◆ **Brief**:
Here are records with pictures in them. Copy all of them exactly and leave the pictures out.

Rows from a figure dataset
=======
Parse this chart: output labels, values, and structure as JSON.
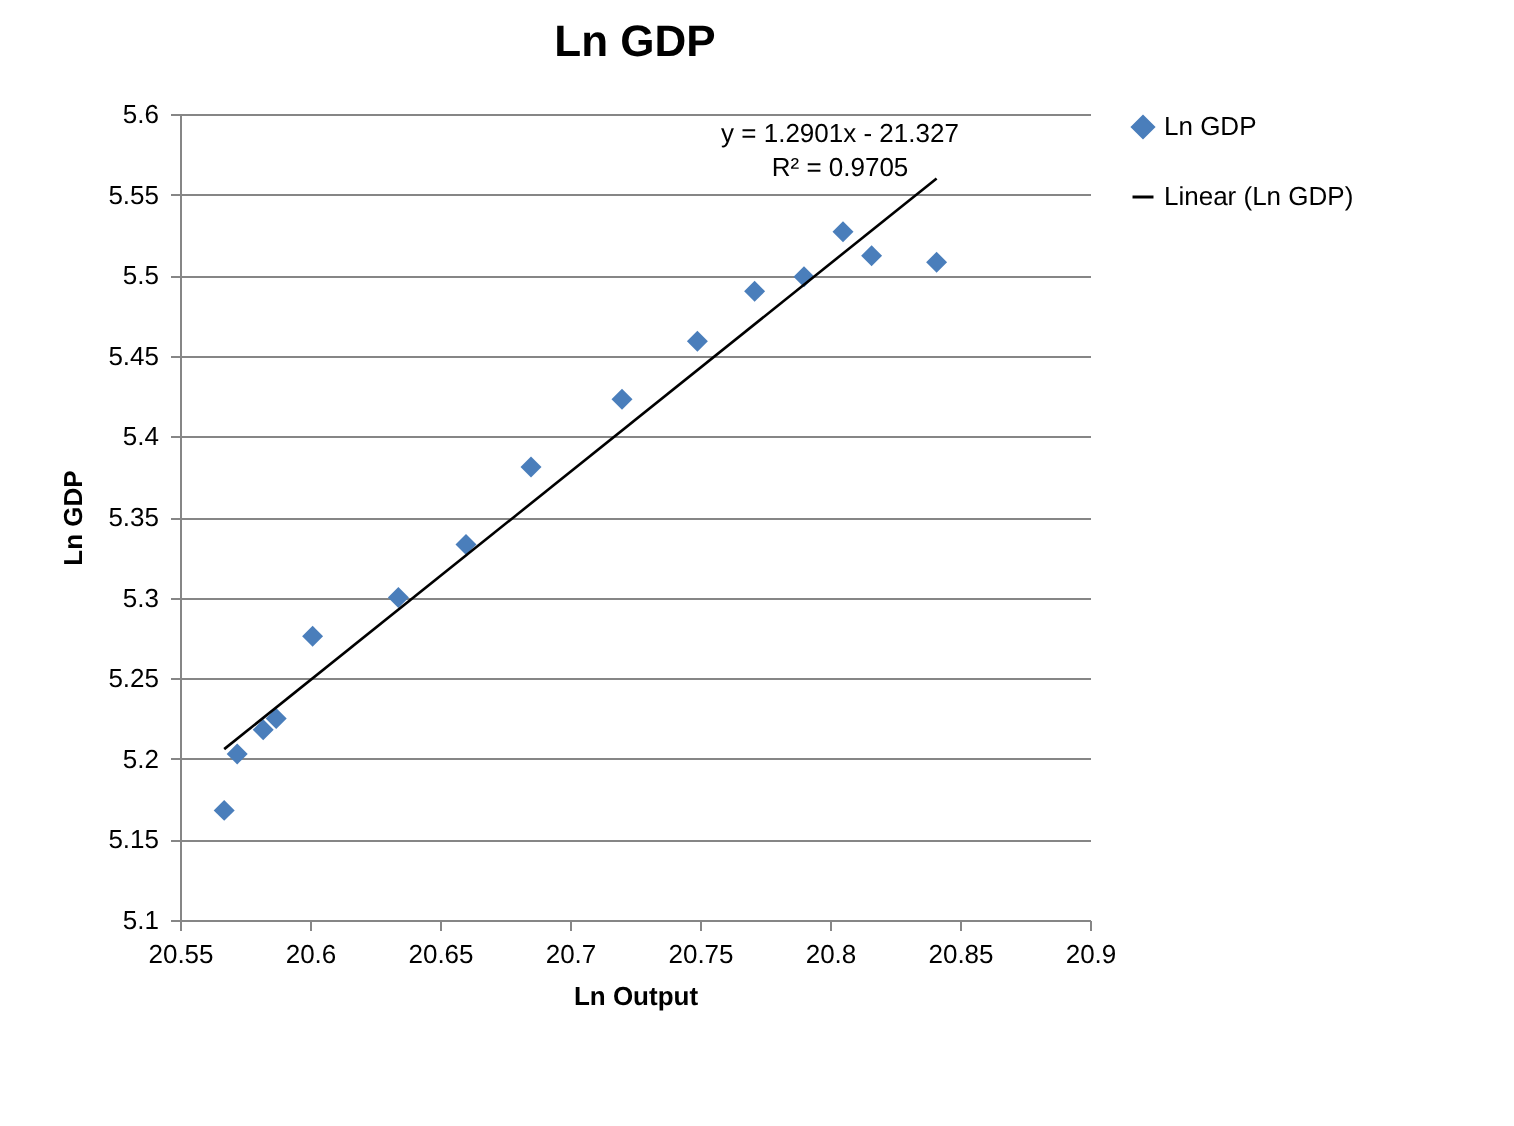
{
  "chart_data": {
    "type": "scatter",
    "title": "Ln GDP",
    "xlabel": "Ln Output",
    "ylabel": "Ln GDP",
    "annotations": [
      "y = 1.2901x - 21.327",
      "R² = 0.9705"
    ],
    "xlim": [
      20.55,
      20.9
    ],
    "xticks": [
      20.55,
      20.6,
      20.65,
      20.7,
      20.75,
      20.8,
      20.85,
      20.9
    ],
    "ylim": [
      5.1,
      5.6
    ],
    "yticks": [
      5.1,
      5.15,
      5.2,
      5.25,
      5.3,
      5.35,
      5.4,
      5.45,
      5.5,
      5.55,
      5.6
    ],
    "grid": "y",
    "legend": "right",
    "series": [
      {
        "name": "Ln GDP",
        "marker": "diamond",
        "color": "#4a7ebb",
        "x": [
          20.567,
          20.572,
          20.582,
          20.587,
          20.601,
          20.634,
          20.66,
          20.685,
          20.72,
          20.749,
          20.771,
          20.79,
          20.805,
          20.816,
          20.841
        ],
        "values": [
          5.168,
          5.203,
          5.218,
          5.225,
          5.276,
          5.3,
          5.333,
          5.381,
          5.423,
          5.459,
          5.49,
          5.499,
          5.527,
          5.512,
          5.508
        ]
      },
      {
        "name": "Linear (Ln GDP)",
        "type": "line",
        "color": "#000000",
        "line_style": "solid",
        "x": [
          20.567,
          20.841
        ],
        "values": [
          5.206,
          5.56
        ]
      }
    ]
  }
}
=======
◆ **Exercise result**:
Parse this chart: output labels, values, and structure as JSON.
{
  "chart_data": {
    "type": "scatter",
    "title": "Ln GDP",
    "xlabel": "Ln Output",
    "ylabel": "Ln GDP",
    "annotations": [
      "y = 1.2901x - 21.327",
      "R² = 0.9705"
    ],
    "xlim": [
      20.55,
      20.9
    ],
    "xticks": [
      20.55,
      20.6,
      20.65,
      20.7,
      20.75,
      20.8,
      20.85,
      20.9
    ],
    "ylim": [
      5.1,
      5.6
    ],
    "yticks": [
      5.1,
      5.15,
      5.2,
      5.25,
      5.3,
      5.35,
      5.4,
      5.45,
      5.5,
      5.55,
      5.6
    ],
    "grid": "y",
    "legend": "right",
    "series": [
      {
        "name": "Ln GDP",
        "marker": "diamond",
        "color": "#4a7ebb",
        "x": [
          20.567,
          20.572,
          20.582,
          20.587,
          20.601,
          20.634,
          20.66,
          20.685,
          20.72,
          20.749,
          20.771,
          20.79,
          20.805,
          20.816,
          20.841
        ],
        "values": [
          5.168,
          5.203,
          5.218,
          5.225,
          5.276,
          5.3,
          5.333,
          5.381,
          5.423,
          5.459,
          5.49,
          5.499,
          5.527,
          5.512,
          5.508
        ]
      },
      {
        "name": "Linear (Ln GDP)",
        "type": "line",
        "color": "#000000",
        "line_style": "solid",
        "x": [
          20.567,
          20.841
        ],
        "values": [
          5.206,
          5.56
        ]
      }
    ]
  }
}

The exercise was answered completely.